• Directions for this task
Transcribe the listing exactly, leaving out every picture.

• Dataset content
#####
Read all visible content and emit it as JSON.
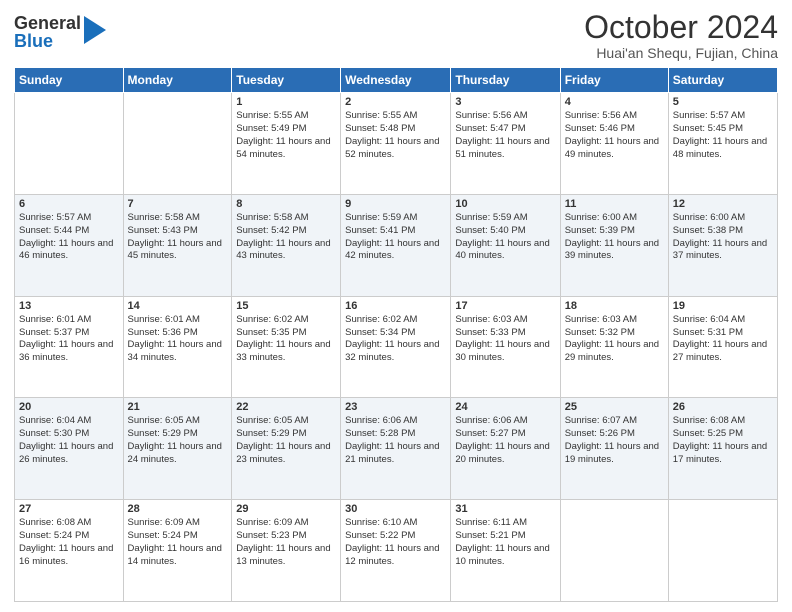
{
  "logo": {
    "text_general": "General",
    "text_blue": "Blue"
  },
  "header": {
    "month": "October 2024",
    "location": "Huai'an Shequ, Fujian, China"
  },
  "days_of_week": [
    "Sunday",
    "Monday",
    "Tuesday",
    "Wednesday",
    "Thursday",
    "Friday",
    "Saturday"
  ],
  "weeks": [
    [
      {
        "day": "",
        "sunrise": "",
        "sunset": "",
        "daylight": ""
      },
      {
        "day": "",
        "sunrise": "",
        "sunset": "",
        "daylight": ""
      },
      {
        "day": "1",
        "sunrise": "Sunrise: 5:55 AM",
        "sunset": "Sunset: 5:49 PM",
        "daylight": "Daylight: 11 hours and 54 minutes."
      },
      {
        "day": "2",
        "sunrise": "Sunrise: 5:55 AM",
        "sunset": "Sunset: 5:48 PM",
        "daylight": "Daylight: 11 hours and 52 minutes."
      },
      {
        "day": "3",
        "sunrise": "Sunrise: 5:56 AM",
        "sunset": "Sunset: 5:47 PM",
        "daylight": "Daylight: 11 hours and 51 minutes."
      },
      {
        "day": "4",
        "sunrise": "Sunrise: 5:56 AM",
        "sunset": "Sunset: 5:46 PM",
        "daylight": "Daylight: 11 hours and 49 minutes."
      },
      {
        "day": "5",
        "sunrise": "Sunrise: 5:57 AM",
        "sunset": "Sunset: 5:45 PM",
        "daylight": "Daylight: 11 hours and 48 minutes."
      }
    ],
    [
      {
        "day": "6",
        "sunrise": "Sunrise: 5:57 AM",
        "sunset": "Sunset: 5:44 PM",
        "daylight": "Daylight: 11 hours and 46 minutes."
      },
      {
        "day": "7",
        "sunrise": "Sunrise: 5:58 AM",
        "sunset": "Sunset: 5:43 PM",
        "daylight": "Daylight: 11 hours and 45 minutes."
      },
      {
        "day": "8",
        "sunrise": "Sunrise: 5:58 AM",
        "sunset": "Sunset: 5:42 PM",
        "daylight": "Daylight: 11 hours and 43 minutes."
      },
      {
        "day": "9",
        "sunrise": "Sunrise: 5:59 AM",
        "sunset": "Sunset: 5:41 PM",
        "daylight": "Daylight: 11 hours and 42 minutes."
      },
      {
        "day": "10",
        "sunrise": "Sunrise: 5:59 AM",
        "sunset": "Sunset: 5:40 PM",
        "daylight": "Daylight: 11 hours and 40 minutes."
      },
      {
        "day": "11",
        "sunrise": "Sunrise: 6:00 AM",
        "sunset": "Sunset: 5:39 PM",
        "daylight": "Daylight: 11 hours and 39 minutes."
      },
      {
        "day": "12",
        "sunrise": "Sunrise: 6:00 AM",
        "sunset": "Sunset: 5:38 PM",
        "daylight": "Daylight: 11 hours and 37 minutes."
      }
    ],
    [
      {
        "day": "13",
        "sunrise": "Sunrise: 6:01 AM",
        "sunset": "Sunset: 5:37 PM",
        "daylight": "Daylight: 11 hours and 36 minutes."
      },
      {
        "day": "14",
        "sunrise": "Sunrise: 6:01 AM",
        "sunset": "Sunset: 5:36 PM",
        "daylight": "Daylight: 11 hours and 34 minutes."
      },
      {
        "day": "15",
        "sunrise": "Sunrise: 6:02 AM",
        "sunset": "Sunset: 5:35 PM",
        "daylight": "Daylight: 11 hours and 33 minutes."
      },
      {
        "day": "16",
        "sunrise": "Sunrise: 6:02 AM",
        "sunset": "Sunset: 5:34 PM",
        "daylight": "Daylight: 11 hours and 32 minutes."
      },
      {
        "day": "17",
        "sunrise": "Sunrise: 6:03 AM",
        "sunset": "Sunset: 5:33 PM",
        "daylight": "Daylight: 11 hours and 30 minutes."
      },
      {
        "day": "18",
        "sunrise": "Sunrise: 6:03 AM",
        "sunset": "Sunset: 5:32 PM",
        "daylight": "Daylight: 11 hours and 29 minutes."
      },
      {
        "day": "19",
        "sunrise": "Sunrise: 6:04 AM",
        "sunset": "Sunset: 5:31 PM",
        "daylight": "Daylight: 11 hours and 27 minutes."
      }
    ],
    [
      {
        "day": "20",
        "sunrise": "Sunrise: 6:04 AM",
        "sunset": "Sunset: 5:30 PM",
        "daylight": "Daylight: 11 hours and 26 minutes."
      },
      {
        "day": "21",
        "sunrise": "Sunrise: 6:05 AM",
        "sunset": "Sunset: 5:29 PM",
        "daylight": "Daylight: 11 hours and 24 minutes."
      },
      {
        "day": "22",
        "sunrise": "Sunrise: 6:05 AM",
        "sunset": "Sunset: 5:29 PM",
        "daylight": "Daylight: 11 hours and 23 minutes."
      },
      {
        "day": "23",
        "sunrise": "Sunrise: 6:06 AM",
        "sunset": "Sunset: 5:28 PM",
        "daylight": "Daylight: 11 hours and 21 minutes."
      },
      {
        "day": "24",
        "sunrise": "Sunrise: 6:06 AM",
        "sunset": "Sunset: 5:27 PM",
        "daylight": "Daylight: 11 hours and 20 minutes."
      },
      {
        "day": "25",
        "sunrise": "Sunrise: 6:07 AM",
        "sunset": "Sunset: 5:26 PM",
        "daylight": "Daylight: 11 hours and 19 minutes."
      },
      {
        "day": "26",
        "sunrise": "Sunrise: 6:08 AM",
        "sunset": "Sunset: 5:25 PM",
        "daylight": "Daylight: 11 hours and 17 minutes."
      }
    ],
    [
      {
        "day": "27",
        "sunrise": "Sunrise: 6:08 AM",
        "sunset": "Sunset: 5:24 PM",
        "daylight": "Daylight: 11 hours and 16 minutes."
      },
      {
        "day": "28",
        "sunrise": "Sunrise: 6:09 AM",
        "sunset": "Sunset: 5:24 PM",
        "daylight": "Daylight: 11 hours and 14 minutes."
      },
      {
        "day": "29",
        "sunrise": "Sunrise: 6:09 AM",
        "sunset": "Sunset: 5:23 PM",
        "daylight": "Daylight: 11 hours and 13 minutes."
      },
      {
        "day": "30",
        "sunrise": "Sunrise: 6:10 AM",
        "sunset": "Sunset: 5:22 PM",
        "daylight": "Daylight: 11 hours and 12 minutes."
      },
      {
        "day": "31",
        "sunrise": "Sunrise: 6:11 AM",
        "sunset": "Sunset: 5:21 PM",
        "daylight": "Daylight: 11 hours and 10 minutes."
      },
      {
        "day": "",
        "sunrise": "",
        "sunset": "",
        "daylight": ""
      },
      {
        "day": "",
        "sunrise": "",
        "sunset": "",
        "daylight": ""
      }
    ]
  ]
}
#####
• Output below
Read all visible content and emit it as JSON.
{
  "logo": {
    "text_general": "General",
    "text_blue": "Blue"
  },
  "header": {
    "month": "October 2024",
    "location": "Huai'an Shequ, Fujian, China"
  },
  "days_of_week": [
    "Sunday",
    "Monday",
    "Tuesday",
    "Wednesday",
    "Thursday",
    "Friday",
    "Saturday"
  ],
  "weeks": [
    [
      {
        "day": "",
        "sunrise": "",
        "sunset": "",
        "daylight": ""
      },
      {
        "day": "",
        "sunrise": "",
        "sunset": "",
        "daylight": ""
      },
      {
        "day": "1",
        "sunrise": "Sunrise: 5:55 AM",
        "sunset": "Sunset: 5:49 PM",
        "daylight": "Daylight: 11 hours and 54 minutes."
      },
      {
        "day": "2",
        "sunrise": "Sunrise: 5:55 AM",
        "sunset": "Sunset: 5:48 PM",
        "daylight": "Daylight: 11 hours and 52 minutes."
      },
      {
        "day": "3",
        "sunrise": "Sunrise: 5:56 AM",
        "sunset": "Sunset: 5:47 PM",
        "daylight": "Daylight: 11 hours and 51 minutes."
      },
      {
        "day": "4",
        "sunrise": "Sunrise: 5:56 AM",
        "sunset": "Sunset: 5:46 PM",
        "daylight": "Daylight: 11 hours and 49 minutes."
      },
      {
        "day": "5",
        "sunrise": "Sunrise: 5:57 AM",
        "sunset": "Sunset: 5:45 PM",
        "daylight": "Daylight: 11 hours and 48 minutes."
      }
    ],
    [
      {
        "day": "6",
        "sunrise": "Sunrise: 5:57 AM",
        "sunset": "Sunset: 5:44 PM",
        "daylight": "Daylight: 11 hours and 46 minutes."
      },
      {
        "day": "7",
        "sunrise": "Sunrise: 5:58 AM",
        "sunset": "Sunset: 5:43 PM",
        "daylight": "Daylight: 11 hours and 45 minutes."
      },
      {
        "day": "8",
        "sunrise": "Sunrise: 5:58 AM",
        "sunset": "Sunset: 5:42 PM",
        "daylight": "Daylight: 11 hours and 43 minutes."
      },
      {
        "day": "9",
        "sunrise": "Sunrise: 5:59 AM",
        "sunset": "Sunset: 5:41 PM",
        "daylight": "Daylight: 11 hours and 42 minutes."
      },
      {
        "day": "10",
        "sunrise": "Sunrise: 5:59 AM",
        "sunset": "Sunset: 5:40 PM",
        "daylight": "Daylight: 11 hours and 40 minutes."
      },
      {
        "day": "11",
        "sunrise": "Sunrise: 6:00 AM",
        "sunset": "Sunset: 5:39 PM",
        "daylight": "Daylight: 11 hours and 39 minutes."
      },
      {
        "day": "12",
        "sunrise": "Sunrise: 6:00 AM",
        "sunset": "Sunset: 5:38 PM",
        "daylight": "Daylight: 11 hours and 37 minutes."
      }
    ],
    [
      {
        "day": "13",
        "sunrise": "Sunrise: 6:01 AM",
        "sunset": "Sunset: 5:37 PM",
        "daylight": "Daylight: 11 hours and 36 minutes."
      },
      {
        "day": "14",
        "sunrise": "Sunrise: 6:01 AM",
        "sunset": "Sunset: 5:36 PM",
        "daylight": "Daylight: 11 hours and 34 minutes."
      },
      {
        "day": "15",
        "sunrise": "Sunrise: 6:02 AM",
        "sunset": "Sunset: 5:35 PM",
        "daylight": "Daylight: 11 hours and 33 minutes."
      },
      {
        "day": "16",
        "sunrise": "Sunrise: 6:02 AM",
        "sunset": "Sunset: 5:34 PM",
        "daylight": "Daylight: 11 hours and 32 minutes."
      },
      {
        "day": "17",
        "sunrise": "Sunrise: 6:03 AM",
        "sunset": "Sunset: 5:33 PM",
        "daylight": "Daylight: 11 hours and 30 minutes."
      },
      {
        "day": "18",
        "sunrise": "Sunrise: 6:03 AM",
        "sunset": "Sunset: 5:32 PM",
        "daylight": "Daylight: 11 hours and 29 minutes."
      },
      {
        "day": "19",
        "sunrise": "Sunrise: 6:04 AM",
        "sunset": "Sunset: 5:31 PM",
        "daylight": "Daylight: 11 hours and 27 minutes."
      }
    ],
    [
      {
        "day": "20",
        "sunrise": "Sunrise: 6:04 AM",
        "sunset": "Sunset: 5:30 PM",
        "daylight": "Daylight: 11 hours and 26 minutes."
      },
      {
        "day": "21",
        "sunrise": "Sunrise: 6:05 AM",
        "sunset": "Sunset: 5:29 PM",
        "daylight": "Daylight: 11 hours and 24 minutes."
      },
      {
        "day": "22",
        "sunrise": "Sunrise: 6:05 AM",
        "sunset": "Sunset: 5:29 PM",
        "daylight": "Daylight: 11 hours and 23 minutes."
      },
      {
        "day": "23",
        "sunrise": "Sunrise: 6:06 AM",
        "sunset": "Sunset: 5:28 PM",
        "daylight": "Daylight: 11 hours and 21 minutes."
      },
      {
        "day": "24",
        "sunrise": "Sunrise: 6:06 AM",
        "sunset": "Sunset: 5:27 PM",
        "daylight": "Daylight: 11 hours and 20 minutes."
      },
      {
        "day": "25",
        "sunrise": "Sunrise: 6:07 AM",
        "sunset": "Sunset: 5:26 PM",
        "daylight": "Daylight: 11 hours and 19 minutes."
      },
      {
        "day": "26",
        "sunrise": "Sunrise: 6:08 AM",
        "sunset": "Sunset: 5:25 PM",
        "daylight": "Daylight: 11 hours and 17 minutes."
      }
    ],
    [
      {
        "day": "27",
        "sunrise": "Sunrise: 6:08 AM",
        "sunset": "Sunset: 5:24 PM",
        "daylight": "Daylight: 11 hours and 16 minutes."
      },
      {
        "day": "28",
        "sunrise": "Sunrise: 6:09 AM",
        "sunset": "Sunset: 5:24 PM",
        "daylight": "Daylight: 11 hours and 14 minutes."
      },
      {
        "day": "29",
        "sunrise": "Sunrise: 6:09 AM",
        "sunset": "Sunset: 5:23 PM",
        "daylight": "Daylight: 11 hours and 13 minutes."
      },
      {
        "day": "30",
        "sunrise": "Sunrise: 6:10 AM",
        "sunset": "Sunset: 5:22 PM",
        "daylight": "Daylight: 11 hours and 12 minutes."
      },
      {
        "day": "31",
        "sunrise": "Sunrise: 6:11 AM",
        "sunset": "Sunset: 5:21 PM",
        "daylight": "Daylight: 11 hours and 10 minutes."
      },
      {
        "day": "",
        "sunrise": "",
        "sunset": "",
        "daylight": ""
      },
      {
        "day": "",
        "sunrise": "",
        "sunset": "",
        "daylight": ""
      }
    ]
  ]
}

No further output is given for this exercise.